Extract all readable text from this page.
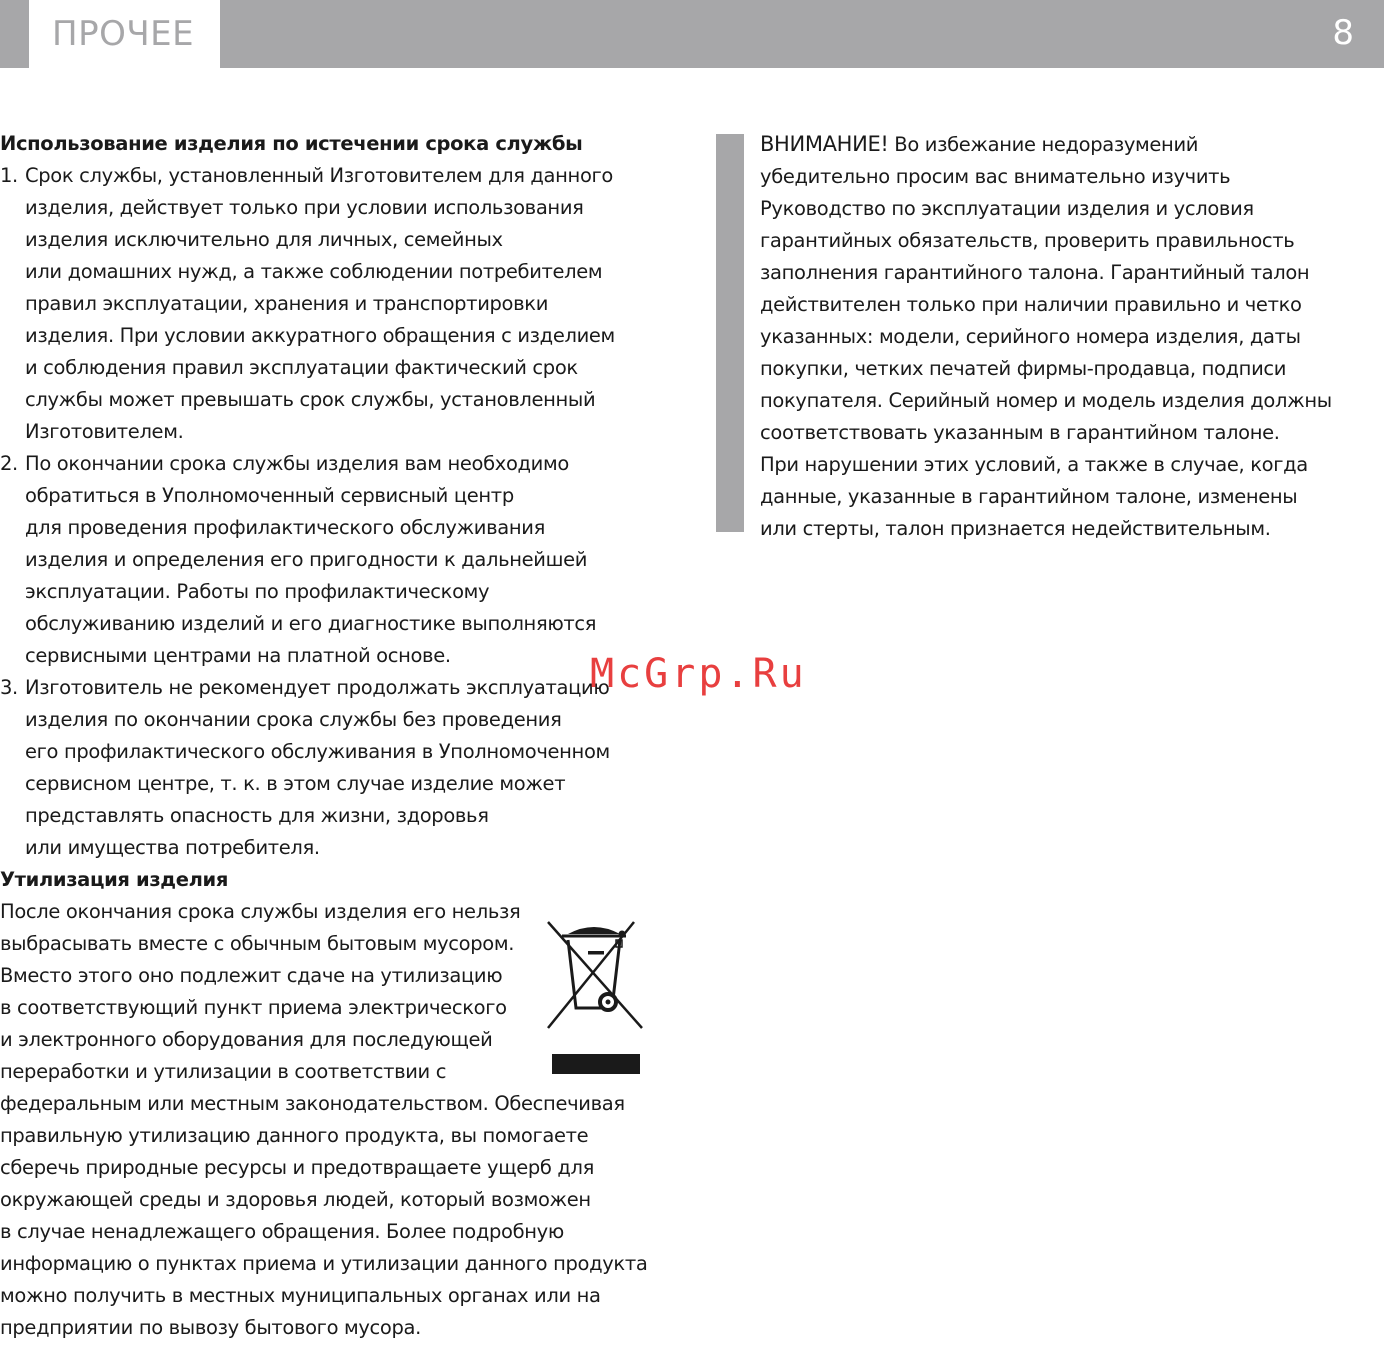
ПРОЧЕЕ	8
Использование изделия по истечении срока службы
1. Срок службы, установленный Изготовителем для данного
изделия, действует только при условии использования
изделия исключительно для личных, семейных
или домашних нужд, а также соблюдении потребителем
правил эксплуатации, хранения и транспортировки
изделия. При условии аккуратного обращения с изделием
и соблюдения правил эксплуатации фактический срок
службы может превышать срок службы, установленный
Изготовителем.
2. По окончании срока службы изделия вам необходимо
обратиться в Уполномоченный сервисный центр
для проведения профилактического обслуживания
изделия и определения его пригодности к дальнейшей
эксплуатации. Работы по профилактическому
обслуживанию изделий и его диагностике выполняются
сервисными центрами на платной основе.
3. Изготовитель не рекомендует продолжать эксплуатацию
изделия по окончании срока службы без проведения
его профилактического обслуживания в Уполномоченном
сервисном центре, т. к. в этом случае изделие может
представлять опасность для жизни, здоровья
или имущества потребителя.
Утилизация изделия
После окончания срока службы изделия его нельзя
выбрасывать вместе с обычным бытовым мусором.
Вместо этого оно подлежит сдаче на утилизацию
в соответствующий пункт приема электрического
и электронного оборудования для последующей
переработки и утилизации в соответствии с
федеральным или местным законодательством. Обеспечивая
правильную утилизацию данного продукта, вы помогаете
сберечь природные ресурсы и предотвращаете ущерб для
окружающей среды и здоровья людей, который возможен
в случае ненадлежащего обращения. Более подробную
информацию о пунктах приема и утилизации данного продукта
можно получить в местных муниципальных органах или на
предприятии по вывозу бытового мусора.
ВНИМАНИЕ! Во избежание недоразумений
убедительно просим вас внимательно изучить
Руководство по эксплуатации изделия и условия
гарантийных обязательств, проверить правильность
заполнения гарантийного талона. Гарантийный талон
действителен только при наличии правильно и четко
указанных: модели, серийного номера изделия, даты
покупки, четких печатей фирмы-продавца, подписи
покупателя. Серийный номер и модель изделия должны
соответствовать указанным в гарантийном талоне.
При нарушении этих условий, а также в случае, когда
данные, указанные в гарантийном талоне, изменены
или стерты, талон признается недействительным.
McGrp.Ru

Stated exercise
Reproduce the entries above exactly. Do not include the images.

The solution
Extract all readable text from this page.
ПРОЧЕЕ	8
Использование изделия по истечении срока службы
1. Срок службы, установленный Изготовителем для данного
изделия, действует только при условии использования
изделия исключительно для личных, семейных
или домашних нужд, а также соблюдении потребителем
правил эксплуатации, хранения и транспортировки
изделия. При условии аккуратного обращения с изделием
и соблюдения правил эксплуатации фактический срок
службы может превышать срок службы, установленный
Изготовителем.
2. По окончании срока службы изделия вам необходимо
обратиться в Уполномоченный сервисный центр
для проведения профилактического обслуживания
изделия и определения его пригодности к дальнейшей
эксплуатации. Работы по профилактическому
обслуживанию изделий и его диагностике выполняются
сервисными центрами на платной основе.
3. Изготовитель не рекомендует продолжать эксплуатацию
изделия по окончании срока службы без проведения
его профилактического обслуживания в Уполномоченном
сервисном центре, т. к. в этом случае изделие может
представлять опасность для жизни, здоровья
или имущества потребителя.
Утилизация изделия
После окончания срока службы изделия его нельзя
выбрасывать вместе с обычным бытовым мусором.
Вместо этого оно подлежит сдаче на утилизацию
в соответствующий пункт приема электрического
и электронного оборудования для последующей
переработки и утилизации в соответствии с
федеральным или местным законодательством. Обеспечивая
правильную утилизацию данного продукта, вы помогаете
сберечь природные ресурсы и предотвращаете ущерб для
окружающей среды и здоровья людей, который возможен
в случае ненадлежащего обращения. Более подробную
информацию о пунктах приема и утилизации данного продукта
можно получить в местных муниципальных органах или на
предприятии по вывозу бытового мусора.
ВНИМАНИЕ! Во избежание недоразумений
убедительно просим вас внимательно изучить
Руководство по эксплуатации изделия и условия
гарантийных обязательств, проверить правильность
заполнения гарантийного талона. Гарантийный талон
действителен только при наличии правильно и четко
указанных: модели, серийного номера изделия, даты
покупки, четких печатей фирмы-продавца, подписи
покупателя. Серийный номер и модель изделия должны
соответствовать указанным в гарантийном талоне.
При нарушении этих условий, а также в случае, когда
данные, указанные в гарантийном талоне, изменены
или стерты, талон признается недействительным.
McGrp.Ru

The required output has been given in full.